## WORK REQUIRED
Gather each line containing the string "this" from these entries.

• • • • • • •

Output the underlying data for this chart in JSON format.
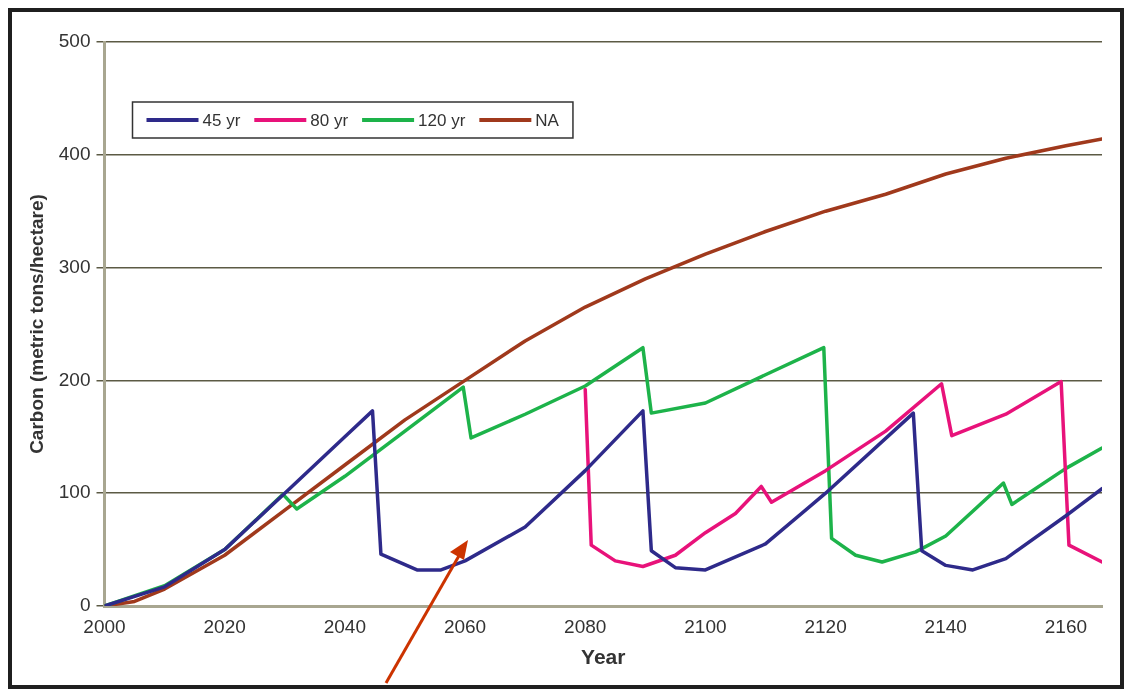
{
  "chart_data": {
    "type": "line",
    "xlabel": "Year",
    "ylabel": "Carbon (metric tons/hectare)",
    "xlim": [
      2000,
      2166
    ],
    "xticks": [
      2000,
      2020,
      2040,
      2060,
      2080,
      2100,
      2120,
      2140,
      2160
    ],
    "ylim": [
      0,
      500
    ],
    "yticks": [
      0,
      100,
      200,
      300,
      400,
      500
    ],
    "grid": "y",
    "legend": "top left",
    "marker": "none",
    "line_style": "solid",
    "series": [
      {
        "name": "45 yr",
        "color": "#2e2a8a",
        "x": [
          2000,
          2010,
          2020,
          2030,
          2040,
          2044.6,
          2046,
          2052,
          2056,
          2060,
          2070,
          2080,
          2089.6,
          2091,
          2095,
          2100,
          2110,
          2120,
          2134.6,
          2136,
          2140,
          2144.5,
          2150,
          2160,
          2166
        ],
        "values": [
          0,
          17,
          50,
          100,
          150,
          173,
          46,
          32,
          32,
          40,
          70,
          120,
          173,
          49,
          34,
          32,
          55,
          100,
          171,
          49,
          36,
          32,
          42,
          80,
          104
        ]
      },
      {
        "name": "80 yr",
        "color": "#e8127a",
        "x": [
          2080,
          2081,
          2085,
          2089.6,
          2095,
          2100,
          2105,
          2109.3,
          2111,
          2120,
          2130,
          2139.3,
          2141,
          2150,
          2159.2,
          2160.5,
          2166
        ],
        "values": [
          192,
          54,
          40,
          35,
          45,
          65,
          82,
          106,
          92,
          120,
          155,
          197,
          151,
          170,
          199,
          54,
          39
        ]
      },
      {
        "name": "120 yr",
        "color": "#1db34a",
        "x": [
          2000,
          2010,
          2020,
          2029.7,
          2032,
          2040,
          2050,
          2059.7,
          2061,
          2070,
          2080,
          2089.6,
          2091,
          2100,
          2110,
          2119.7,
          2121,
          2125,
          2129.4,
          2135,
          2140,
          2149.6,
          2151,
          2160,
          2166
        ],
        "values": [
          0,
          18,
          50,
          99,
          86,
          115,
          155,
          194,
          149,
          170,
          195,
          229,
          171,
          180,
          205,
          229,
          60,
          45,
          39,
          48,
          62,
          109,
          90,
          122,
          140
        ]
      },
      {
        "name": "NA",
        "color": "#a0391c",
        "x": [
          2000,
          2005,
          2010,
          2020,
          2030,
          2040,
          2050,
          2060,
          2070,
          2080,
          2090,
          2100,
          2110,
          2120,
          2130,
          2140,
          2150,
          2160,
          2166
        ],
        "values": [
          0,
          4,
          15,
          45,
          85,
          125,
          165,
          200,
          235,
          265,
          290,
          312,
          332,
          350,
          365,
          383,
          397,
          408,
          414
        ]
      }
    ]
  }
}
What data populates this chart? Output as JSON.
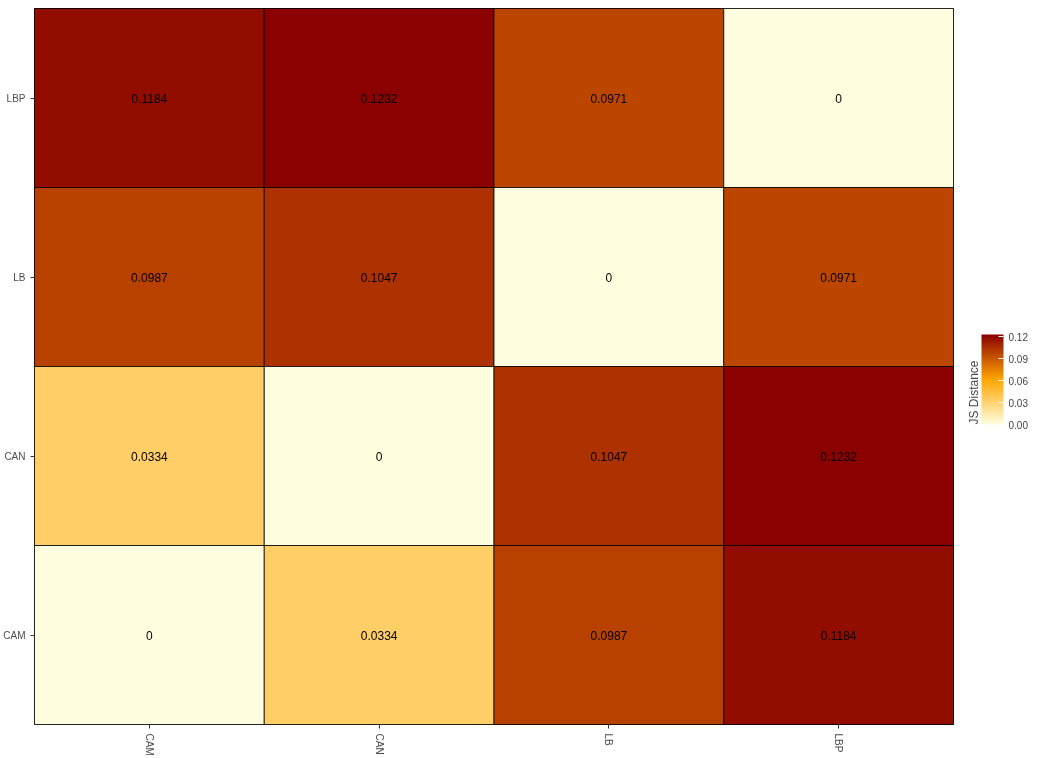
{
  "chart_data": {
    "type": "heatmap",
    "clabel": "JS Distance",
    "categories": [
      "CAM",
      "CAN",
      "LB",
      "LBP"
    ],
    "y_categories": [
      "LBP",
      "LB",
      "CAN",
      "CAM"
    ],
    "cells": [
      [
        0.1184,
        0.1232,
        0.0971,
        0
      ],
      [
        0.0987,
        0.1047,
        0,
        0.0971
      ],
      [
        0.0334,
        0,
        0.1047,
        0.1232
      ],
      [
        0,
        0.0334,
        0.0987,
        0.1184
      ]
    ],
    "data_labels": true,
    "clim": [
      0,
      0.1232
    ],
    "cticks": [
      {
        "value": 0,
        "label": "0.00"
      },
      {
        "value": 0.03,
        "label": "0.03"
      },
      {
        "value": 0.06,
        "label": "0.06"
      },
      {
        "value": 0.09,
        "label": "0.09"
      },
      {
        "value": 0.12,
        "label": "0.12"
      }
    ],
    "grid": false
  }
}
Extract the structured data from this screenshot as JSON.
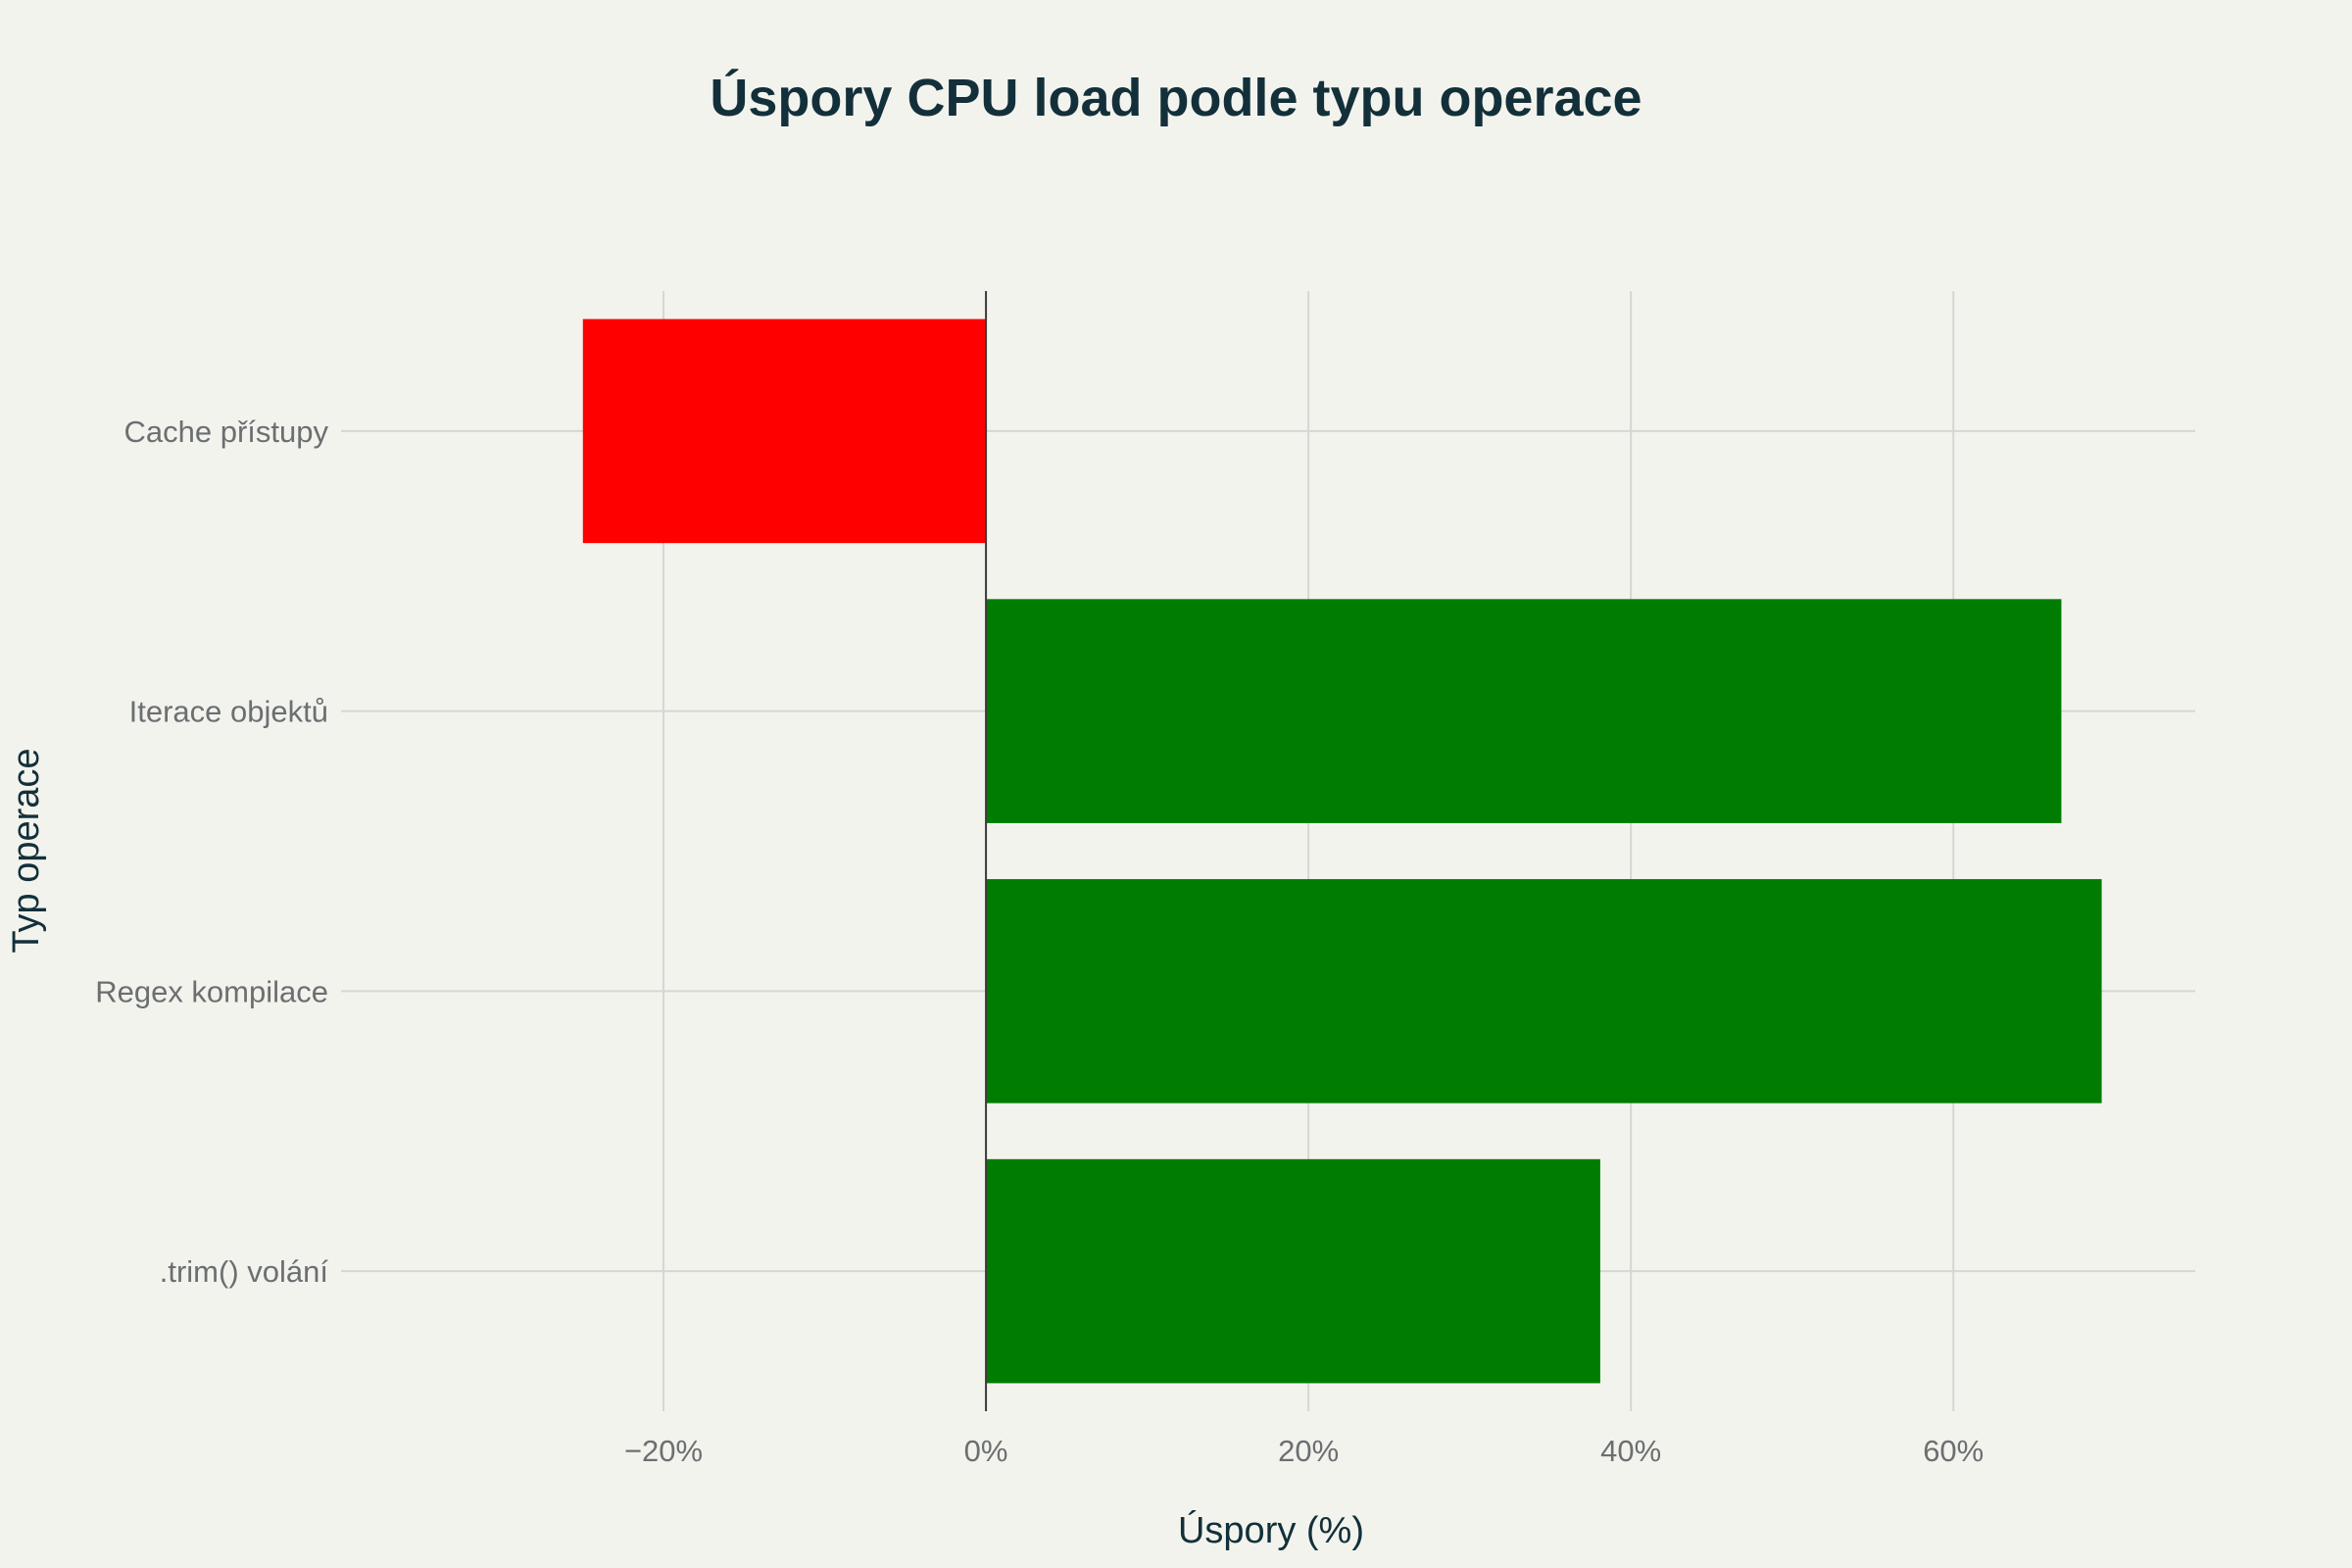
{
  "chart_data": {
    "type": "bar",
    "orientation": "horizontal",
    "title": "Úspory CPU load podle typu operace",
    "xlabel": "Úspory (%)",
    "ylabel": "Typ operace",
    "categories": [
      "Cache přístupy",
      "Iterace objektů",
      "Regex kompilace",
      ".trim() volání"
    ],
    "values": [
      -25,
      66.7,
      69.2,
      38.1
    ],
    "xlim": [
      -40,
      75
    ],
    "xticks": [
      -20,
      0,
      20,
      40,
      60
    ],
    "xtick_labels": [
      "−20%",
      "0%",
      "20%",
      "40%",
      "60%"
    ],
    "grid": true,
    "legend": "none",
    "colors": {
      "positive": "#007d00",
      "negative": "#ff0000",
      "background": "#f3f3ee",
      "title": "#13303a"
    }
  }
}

• • • • • • •

## EXPECTED ANSWER
Output the underlying data for this chart in JSON format.
What data populates this chart? Output as JSON.
Extract the structured data from this screenshot as JSON.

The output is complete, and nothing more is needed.